▶ [WRITTEN INSTRUCTION] Count how many lines contain the word "false". Respond with the number alone.

Source data
-=-=-=-=-

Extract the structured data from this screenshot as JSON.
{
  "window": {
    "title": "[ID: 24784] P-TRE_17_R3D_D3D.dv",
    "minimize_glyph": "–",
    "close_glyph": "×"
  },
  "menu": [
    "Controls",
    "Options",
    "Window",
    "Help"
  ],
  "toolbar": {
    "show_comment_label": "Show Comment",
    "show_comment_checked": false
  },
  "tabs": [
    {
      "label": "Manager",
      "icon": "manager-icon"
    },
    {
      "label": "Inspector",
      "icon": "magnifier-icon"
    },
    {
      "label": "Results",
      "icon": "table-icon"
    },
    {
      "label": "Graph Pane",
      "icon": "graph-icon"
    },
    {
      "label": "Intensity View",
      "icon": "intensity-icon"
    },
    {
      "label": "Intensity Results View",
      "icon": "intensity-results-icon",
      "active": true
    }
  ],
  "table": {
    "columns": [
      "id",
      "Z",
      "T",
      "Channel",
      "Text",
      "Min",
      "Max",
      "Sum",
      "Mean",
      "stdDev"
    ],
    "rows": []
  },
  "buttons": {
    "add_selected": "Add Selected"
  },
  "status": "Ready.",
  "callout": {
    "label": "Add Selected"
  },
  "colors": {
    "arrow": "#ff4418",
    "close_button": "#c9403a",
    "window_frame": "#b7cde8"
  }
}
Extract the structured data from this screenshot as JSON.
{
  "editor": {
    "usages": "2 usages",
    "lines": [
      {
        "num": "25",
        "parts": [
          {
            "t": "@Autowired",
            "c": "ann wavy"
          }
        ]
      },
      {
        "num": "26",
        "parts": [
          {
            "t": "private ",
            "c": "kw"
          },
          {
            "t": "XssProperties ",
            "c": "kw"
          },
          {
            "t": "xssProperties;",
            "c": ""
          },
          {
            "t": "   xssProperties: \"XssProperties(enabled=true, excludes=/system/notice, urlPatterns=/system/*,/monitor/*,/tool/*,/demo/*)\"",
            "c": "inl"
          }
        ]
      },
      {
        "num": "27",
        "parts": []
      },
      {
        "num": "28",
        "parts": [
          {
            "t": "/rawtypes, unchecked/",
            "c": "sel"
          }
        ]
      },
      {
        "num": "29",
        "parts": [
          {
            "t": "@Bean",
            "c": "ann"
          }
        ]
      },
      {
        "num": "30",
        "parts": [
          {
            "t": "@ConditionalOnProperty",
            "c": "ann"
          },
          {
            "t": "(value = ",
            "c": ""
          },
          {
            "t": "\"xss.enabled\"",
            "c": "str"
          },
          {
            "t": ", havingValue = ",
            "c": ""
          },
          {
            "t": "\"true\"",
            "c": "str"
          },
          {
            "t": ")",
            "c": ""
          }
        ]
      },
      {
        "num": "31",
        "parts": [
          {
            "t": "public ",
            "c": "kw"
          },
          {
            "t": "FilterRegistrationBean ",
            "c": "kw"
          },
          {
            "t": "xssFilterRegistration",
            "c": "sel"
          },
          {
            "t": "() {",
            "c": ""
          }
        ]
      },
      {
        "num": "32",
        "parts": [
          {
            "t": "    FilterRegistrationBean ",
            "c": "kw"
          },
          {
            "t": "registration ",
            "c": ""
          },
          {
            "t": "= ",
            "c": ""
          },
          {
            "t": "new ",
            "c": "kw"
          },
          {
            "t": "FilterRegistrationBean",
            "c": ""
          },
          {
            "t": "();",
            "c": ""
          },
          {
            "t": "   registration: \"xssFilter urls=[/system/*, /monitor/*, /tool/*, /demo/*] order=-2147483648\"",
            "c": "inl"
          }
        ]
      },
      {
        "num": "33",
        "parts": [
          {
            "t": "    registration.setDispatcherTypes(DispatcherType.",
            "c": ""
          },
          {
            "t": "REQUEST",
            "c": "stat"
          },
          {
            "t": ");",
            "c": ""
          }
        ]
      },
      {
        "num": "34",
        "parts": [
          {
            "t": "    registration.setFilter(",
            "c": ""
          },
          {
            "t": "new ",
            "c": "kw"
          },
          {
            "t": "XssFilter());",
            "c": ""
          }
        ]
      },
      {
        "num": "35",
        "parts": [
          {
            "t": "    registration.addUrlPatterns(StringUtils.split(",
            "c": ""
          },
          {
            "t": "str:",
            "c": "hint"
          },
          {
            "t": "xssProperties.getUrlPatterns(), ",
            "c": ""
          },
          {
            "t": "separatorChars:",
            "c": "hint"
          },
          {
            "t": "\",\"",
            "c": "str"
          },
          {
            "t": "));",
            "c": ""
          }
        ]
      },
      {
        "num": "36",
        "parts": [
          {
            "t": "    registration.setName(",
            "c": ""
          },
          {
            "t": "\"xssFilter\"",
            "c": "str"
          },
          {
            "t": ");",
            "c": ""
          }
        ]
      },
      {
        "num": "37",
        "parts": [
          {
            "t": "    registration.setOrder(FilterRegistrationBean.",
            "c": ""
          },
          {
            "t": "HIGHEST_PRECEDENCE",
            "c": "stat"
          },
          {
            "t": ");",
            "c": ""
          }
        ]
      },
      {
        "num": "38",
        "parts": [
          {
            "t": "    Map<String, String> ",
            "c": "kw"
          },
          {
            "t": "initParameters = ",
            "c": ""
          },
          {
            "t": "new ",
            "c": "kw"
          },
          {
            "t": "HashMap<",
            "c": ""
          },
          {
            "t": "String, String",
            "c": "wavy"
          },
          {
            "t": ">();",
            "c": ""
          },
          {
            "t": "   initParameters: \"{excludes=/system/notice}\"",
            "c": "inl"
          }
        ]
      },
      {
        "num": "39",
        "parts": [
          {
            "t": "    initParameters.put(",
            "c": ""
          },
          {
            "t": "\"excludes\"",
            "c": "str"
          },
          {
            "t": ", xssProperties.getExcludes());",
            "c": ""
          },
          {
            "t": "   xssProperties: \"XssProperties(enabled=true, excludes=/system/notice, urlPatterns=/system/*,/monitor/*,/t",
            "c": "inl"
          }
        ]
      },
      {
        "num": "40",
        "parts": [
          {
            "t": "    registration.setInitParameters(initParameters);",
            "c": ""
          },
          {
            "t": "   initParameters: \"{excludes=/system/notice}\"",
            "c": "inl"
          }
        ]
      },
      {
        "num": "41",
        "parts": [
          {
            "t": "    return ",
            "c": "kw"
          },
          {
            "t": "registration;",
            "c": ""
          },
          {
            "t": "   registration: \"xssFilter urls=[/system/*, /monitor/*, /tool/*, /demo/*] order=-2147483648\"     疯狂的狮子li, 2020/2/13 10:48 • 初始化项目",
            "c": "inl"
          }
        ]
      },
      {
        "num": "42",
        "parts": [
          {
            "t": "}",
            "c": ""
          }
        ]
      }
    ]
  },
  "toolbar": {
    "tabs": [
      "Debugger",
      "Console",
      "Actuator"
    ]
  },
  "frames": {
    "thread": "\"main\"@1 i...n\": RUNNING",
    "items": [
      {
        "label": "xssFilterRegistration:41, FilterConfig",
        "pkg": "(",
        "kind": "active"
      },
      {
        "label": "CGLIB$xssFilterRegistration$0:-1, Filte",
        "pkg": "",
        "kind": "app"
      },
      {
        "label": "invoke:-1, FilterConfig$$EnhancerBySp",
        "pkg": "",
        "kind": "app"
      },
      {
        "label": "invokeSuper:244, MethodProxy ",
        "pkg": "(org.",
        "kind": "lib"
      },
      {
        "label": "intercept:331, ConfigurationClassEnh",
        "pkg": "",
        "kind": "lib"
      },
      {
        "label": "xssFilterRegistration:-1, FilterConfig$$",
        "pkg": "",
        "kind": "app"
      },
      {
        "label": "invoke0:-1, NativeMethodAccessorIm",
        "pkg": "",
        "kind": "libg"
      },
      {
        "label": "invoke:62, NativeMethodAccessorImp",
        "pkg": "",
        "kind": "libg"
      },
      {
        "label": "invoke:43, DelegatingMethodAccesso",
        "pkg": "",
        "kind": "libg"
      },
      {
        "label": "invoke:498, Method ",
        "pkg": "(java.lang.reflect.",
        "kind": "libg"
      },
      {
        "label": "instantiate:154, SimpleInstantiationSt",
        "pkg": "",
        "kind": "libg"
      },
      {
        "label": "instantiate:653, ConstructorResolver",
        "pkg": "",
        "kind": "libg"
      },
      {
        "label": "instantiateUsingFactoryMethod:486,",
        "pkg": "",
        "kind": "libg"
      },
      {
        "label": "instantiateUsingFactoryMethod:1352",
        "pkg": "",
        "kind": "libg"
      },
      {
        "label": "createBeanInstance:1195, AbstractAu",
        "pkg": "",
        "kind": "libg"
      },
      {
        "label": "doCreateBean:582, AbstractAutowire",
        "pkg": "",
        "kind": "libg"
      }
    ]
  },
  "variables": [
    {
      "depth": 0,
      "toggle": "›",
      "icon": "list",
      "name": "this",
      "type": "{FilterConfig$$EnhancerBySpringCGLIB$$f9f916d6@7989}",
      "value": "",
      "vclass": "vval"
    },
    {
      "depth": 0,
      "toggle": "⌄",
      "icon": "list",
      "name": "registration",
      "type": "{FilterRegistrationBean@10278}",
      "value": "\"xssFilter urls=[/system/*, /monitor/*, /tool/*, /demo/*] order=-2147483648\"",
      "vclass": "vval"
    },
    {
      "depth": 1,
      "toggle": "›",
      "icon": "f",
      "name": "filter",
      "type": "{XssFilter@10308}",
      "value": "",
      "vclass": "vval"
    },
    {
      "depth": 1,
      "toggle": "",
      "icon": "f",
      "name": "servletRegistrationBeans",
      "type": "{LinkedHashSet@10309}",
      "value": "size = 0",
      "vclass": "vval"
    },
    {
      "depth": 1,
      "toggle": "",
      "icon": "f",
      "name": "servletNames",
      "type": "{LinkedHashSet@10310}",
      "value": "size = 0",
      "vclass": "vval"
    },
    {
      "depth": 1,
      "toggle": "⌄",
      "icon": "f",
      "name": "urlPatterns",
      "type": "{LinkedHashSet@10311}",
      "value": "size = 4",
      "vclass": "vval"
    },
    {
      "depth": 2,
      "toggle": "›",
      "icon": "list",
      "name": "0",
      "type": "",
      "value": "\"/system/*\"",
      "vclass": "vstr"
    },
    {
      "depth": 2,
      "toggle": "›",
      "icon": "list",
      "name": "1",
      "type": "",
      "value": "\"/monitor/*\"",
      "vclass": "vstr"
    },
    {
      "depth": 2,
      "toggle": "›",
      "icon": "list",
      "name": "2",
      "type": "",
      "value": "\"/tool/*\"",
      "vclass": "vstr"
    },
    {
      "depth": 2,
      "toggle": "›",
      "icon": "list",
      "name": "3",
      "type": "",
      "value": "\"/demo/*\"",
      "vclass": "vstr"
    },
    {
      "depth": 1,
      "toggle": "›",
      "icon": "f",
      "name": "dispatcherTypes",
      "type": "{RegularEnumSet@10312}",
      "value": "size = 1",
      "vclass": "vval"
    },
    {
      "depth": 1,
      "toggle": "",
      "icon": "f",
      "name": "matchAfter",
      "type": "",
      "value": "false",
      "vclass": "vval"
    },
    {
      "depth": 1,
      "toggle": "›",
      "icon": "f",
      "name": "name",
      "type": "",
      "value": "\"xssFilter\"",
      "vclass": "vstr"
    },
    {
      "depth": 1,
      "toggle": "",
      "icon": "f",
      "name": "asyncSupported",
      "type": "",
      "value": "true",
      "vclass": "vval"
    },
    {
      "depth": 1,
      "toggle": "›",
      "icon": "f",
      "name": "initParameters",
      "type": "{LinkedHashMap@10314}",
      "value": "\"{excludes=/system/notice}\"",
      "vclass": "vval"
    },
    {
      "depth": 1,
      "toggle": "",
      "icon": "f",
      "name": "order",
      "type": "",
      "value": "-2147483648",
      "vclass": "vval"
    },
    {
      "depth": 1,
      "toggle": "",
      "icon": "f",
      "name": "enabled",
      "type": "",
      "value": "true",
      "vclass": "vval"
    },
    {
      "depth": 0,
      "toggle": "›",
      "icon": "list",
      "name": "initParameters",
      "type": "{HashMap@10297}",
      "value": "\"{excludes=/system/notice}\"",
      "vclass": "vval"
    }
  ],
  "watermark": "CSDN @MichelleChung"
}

-=-=-=-=-

▶ [RESPONSE TO THE EXERCISE] 2